### [Challenge]
Reproduce each line exactly. Skip none.

---+---

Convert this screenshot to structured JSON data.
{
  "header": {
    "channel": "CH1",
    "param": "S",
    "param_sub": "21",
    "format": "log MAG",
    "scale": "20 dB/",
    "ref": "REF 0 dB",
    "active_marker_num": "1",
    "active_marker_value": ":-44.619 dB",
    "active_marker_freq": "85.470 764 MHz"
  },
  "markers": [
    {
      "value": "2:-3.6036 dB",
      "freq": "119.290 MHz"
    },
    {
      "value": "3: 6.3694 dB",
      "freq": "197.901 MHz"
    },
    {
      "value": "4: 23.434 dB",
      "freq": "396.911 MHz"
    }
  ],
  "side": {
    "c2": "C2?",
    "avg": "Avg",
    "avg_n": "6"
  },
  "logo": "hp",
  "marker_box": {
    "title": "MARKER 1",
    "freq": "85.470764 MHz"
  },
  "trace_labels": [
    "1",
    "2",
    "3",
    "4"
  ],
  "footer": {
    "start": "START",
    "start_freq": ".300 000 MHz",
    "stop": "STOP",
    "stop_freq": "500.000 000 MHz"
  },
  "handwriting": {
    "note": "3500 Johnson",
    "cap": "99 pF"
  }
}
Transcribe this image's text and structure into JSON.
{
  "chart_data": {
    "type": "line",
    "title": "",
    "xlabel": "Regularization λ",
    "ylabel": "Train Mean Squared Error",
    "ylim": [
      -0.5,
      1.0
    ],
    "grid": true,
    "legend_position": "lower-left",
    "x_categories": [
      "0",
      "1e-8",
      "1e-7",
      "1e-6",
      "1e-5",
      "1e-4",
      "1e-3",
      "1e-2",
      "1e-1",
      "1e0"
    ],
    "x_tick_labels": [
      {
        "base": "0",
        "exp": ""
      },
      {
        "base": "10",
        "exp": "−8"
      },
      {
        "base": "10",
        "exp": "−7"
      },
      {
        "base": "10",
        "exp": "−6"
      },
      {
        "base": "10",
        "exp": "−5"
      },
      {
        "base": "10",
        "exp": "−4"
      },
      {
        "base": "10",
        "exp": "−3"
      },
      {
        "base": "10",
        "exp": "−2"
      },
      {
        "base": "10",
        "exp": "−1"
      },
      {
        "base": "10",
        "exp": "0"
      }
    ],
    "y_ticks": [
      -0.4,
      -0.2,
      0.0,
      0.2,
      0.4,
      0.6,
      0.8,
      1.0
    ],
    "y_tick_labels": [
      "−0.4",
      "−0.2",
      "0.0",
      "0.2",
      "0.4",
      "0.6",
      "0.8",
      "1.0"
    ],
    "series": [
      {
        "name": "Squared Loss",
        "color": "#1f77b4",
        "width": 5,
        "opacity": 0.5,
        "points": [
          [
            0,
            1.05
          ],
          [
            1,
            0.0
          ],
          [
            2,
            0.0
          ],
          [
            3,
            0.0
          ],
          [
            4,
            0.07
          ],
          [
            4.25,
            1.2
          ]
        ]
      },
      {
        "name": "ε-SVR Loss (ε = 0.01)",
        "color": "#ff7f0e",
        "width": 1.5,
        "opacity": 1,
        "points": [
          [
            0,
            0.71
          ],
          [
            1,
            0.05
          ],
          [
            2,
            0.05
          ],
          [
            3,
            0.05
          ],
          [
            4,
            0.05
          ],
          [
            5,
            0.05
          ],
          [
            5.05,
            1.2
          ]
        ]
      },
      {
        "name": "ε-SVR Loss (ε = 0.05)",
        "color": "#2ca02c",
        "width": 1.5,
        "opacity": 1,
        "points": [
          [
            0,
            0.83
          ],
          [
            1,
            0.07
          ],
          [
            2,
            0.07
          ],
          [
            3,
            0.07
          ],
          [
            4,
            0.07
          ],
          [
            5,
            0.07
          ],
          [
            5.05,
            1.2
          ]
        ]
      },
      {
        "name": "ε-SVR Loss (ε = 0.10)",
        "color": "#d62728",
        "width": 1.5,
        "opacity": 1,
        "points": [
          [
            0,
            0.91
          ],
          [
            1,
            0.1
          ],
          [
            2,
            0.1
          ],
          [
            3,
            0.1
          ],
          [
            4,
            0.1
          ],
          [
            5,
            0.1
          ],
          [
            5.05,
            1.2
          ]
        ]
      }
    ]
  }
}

---+---

### [Solved exercise]
Convert this screenshot to structured JSON data.
{
  "header": {
    "channel": "CH1",
    "param": "S",
    "param_sub": "21",
    "format": "log MAG",
    "scale": "20 dB/",
    "ref": "REF 0 dB",
    "active_marker_num": "1",
    "active_marker_value": ":-44.619 dB",
    "active_marker_freq": "85.470 764 MHz"
  },
  "markers": [
    {
      "value": "2:-3.6036 dB",
      "freq": "119.290 MHz"
    },
    {
      "value": "3: 6.3694 dB",
      "freq": "197.901 MHz"
    },
    {
      "value": "4: 23.434 dB",
      "freq": "396.911 MHz"
    }
  ],
  "side": {
    "c2": "C2?",
    "avg": "Avg",
    "avg_n": "6"
  },
  "logo": "hp",
  "marker_box": {
    "title": "MARKER 1",
    "freq": "85.470764 MHz"
  },
  "trace_labels": [
    "1",
    "2",
    "3",
    "4"
  ],
  "footer": {
    "start": "START",
    "start_freq": ".300 000 MHz",
    "stop": "STOP",
    "stop_freq": "500.000 000 MHz"
  },
  "handwriting": {
    "note": "3500 Johnson",
    "cap": "99 pF"
  }
}
Transcribe this image's text and structure into JSON.
{
  "chart_data": {
    "type": "line",
    "title": "",
    "xlabel": "Regularization λ",
    "ylabel": "Train Mean Squared Error",
    "ylim": [
      -0.5,
      1.0
    ],
    "grid": true,
    "legend_position": "lower-left",
    "x_categories": [
      "0",
      "1e-8",
      "1e-7",
      "1e-6",
      "1e-5",
      "1e-4",
      "1e-3",
      "1e-2",
      "1e-1",
      "1e0"
    ],
    "x_tick_labels": [
      {
        "base": "0",
        "exp": ""
      },
      {
        "base": "10",
        "exp": "−8"
      },
      {
        "base": "10",
        "exp": "−7"
      },
      {
        "base": "10",
        "exp": "−6"
      },
      {
        "base": "10",
        "exp": "−5"
      },
      {
        "base": "10",
        "exp": "−4"
      },
      {
        "base": "10",
        "exp": "−3"
      },
      {
        "base": "10",
        "exp": "−2"
      },
      {
        "base": "10",
        "exp": "−1"
      },
      {
        "base": "10",
        "exp": "0"
      }
    ],
    "y_ticks": [
      -0.4,
      -0.2,
      0.0,
      0.2,
      0.4,
      0.6,
      0.8,
      1.0
    ],
    "y_tick_labels": [
      "−0.4",
      "−0.2",
      "0.0",
      "0.2",
      "0.4",
      "0.6",
      "0.8",
      "1.0"
    ],
    "series": [
      {
        "name": "Squared Loss",
        "color": "#1f77b4",
        "width": 5,
        "opacity": 0.5,
        "points": [
          [
            0,
            1.05
          ],
          [
            1,
            0.0
          ],
          [
            2,
            0.0
          ],
          [
            3,
            0.0
          ],
          [
            4,
            0.07
          ],
          [
            4.25,
            1.2
          ]
        ]
      },
      {
        "name": "ε-SVR Loss (ε = 0.01)",
        "color": "#ff7f0e",
        "width": 1.5,
        "opacity": 1,
        "points": [
          [
            0,
            0.71
          ],
          [
            1,
            0.05
          ],
          [
            2,
            0.05
          ],
          [
            3,
            0.05
          ],
          [
            4,
            0.05
          ],
          [
            5,
            0.05
          ],
          [
            5.05,
            1.2
          ]
        ]
      },
      {
        "name": "ε-SVR Loss (ε = 0.05)",
        "color": "#2ca02c",
        "width": 1.5,
        "opacity": 1,
        "points": [
          [
            0,
            0.83
          ],
          [
            1,
            0.07
          ],
          [
            2,
            0.07
          ],
          [
            3,
            0.07
          ],
          [
            4,
            0.07
          ],
          [
            5,
            0.07
          ],
          [
            5.05,
            1.2
          ]
        ]
      },
      {
        "name": "ε-SVR Loss (ε = 0.10)",
        "color": "#d62728",
        "width": 1.5,
        "opacity": 1,
        "points": [
          [
            0,
            0.91
          ],
          [
            1,
            0.1
          ],
          [
            2,
            0.1
          ],
          [
            3,
            0.1
          ],
          [
            4,
            0.1
          ],
          [
            5,
            0.1
          ],
          [
            5.05,
            1.2
          ]
        ]
      }
    ]
  }
}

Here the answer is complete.